### PROBLEM TO SOLVE
Count each line in which the word "kind" appears. Reply with the total and nothing more.

Begin RECORDS TO USE

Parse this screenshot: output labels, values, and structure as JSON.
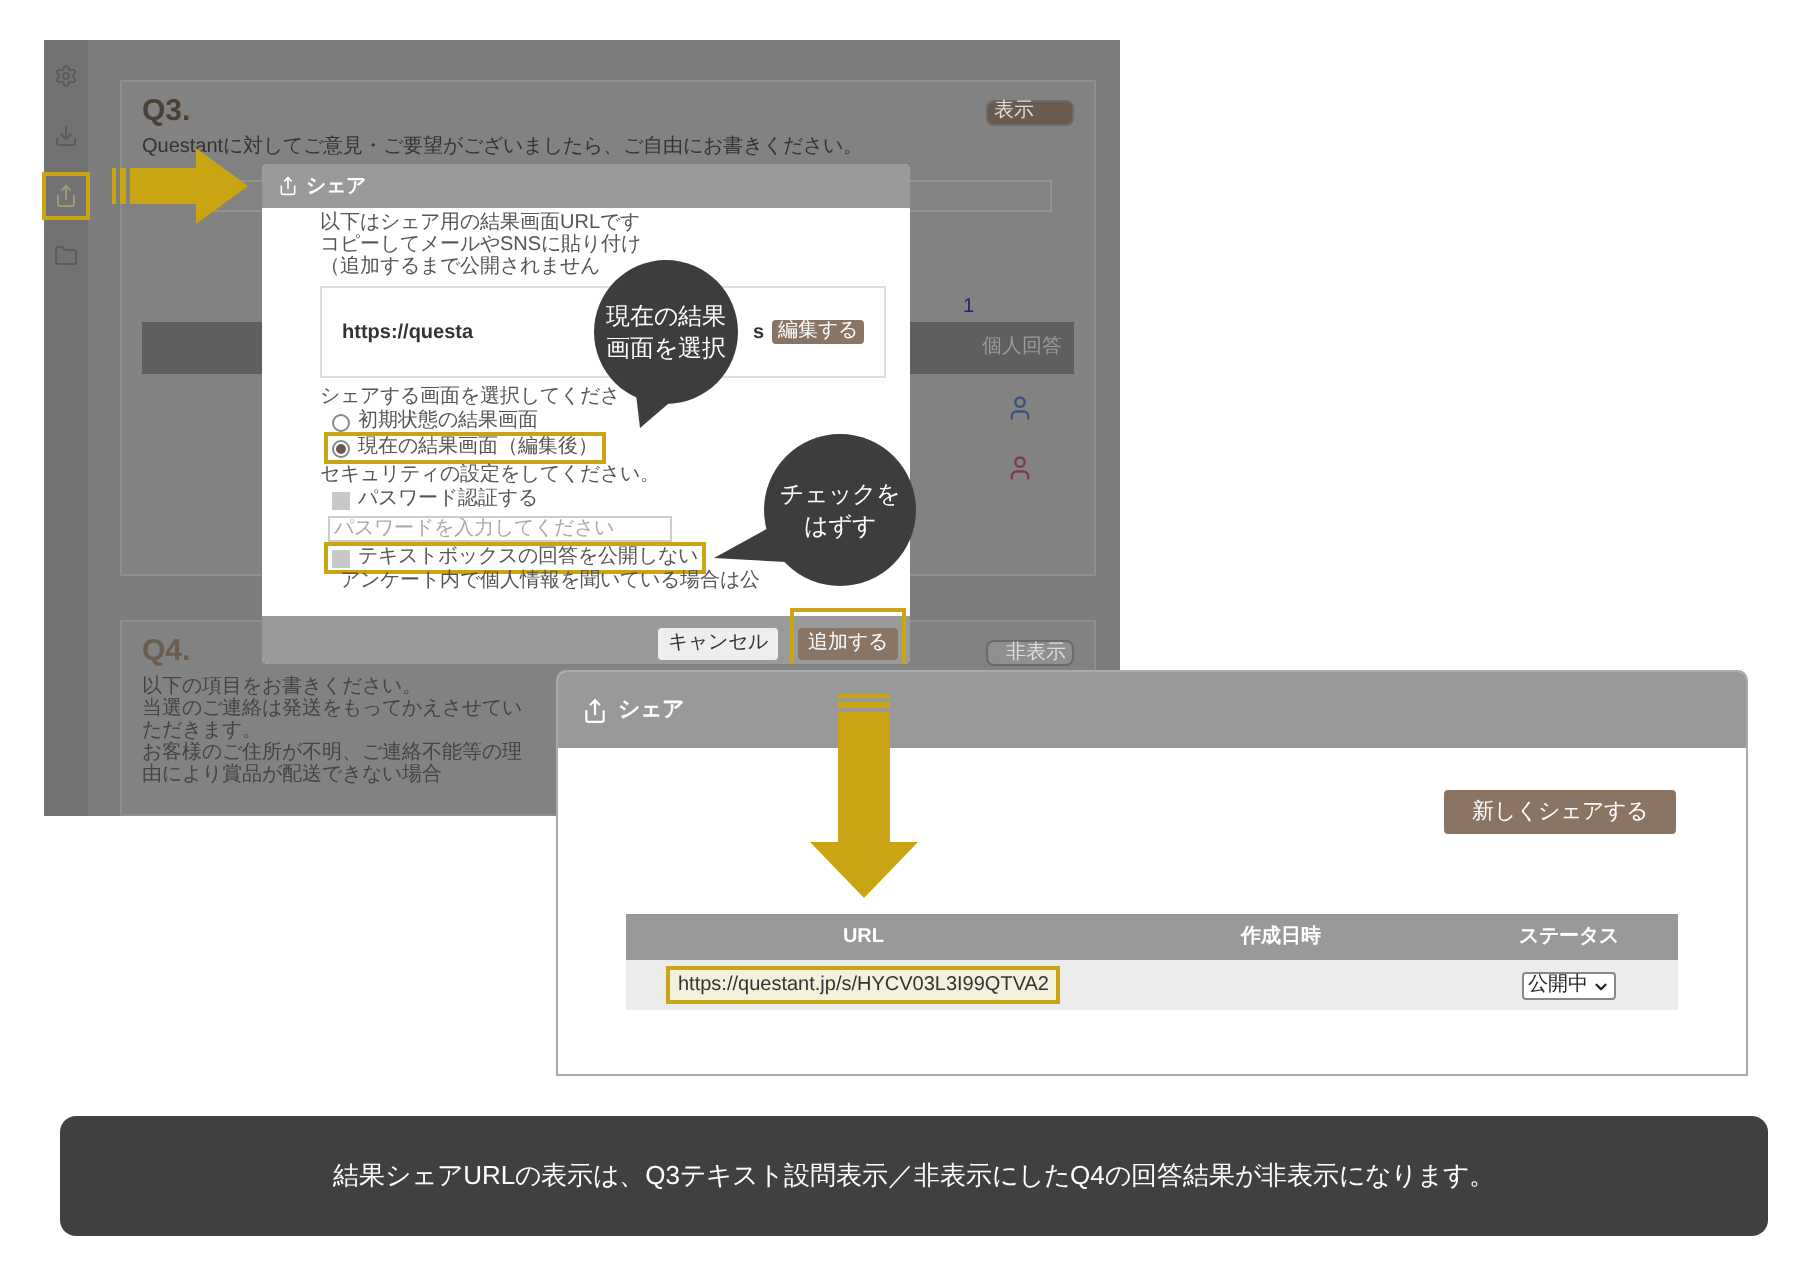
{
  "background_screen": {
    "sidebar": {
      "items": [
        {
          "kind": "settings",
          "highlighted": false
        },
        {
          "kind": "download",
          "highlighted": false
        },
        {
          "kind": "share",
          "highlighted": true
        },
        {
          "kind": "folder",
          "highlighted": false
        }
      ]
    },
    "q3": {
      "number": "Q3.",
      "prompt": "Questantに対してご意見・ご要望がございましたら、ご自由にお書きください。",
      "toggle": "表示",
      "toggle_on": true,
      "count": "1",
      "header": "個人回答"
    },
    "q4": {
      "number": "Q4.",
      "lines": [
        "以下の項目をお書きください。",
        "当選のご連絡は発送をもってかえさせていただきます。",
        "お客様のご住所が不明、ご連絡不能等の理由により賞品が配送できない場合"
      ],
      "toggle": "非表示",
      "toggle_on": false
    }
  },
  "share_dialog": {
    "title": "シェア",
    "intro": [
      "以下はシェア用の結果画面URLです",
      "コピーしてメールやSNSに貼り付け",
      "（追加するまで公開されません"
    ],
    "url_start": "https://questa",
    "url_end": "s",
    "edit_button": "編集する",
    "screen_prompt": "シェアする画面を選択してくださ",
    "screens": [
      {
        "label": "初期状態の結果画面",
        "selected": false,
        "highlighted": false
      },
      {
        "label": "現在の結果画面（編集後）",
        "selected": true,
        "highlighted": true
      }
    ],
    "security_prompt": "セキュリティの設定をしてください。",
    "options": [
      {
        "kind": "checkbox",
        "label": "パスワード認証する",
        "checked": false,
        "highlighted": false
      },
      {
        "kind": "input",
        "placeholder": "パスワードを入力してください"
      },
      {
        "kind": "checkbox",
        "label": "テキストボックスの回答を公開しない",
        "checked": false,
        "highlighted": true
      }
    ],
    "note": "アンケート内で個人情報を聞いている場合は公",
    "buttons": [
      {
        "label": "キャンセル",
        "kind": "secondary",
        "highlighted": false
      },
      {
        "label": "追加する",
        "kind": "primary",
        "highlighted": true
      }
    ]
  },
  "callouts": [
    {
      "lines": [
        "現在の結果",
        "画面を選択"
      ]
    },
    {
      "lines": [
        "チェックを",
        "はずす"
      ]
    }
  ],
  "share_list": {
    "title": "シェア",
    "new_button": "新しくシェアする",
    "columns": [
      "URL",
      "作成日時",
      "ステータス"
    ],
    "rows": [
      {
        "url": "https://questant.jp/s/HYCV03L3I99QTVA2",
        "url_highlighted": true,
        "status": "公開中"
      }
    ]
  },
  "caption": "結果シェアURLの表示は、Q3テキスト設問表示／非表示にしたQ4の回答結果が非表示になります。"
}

End RECORDS TO USE

### EXERCISE SOLUTION
9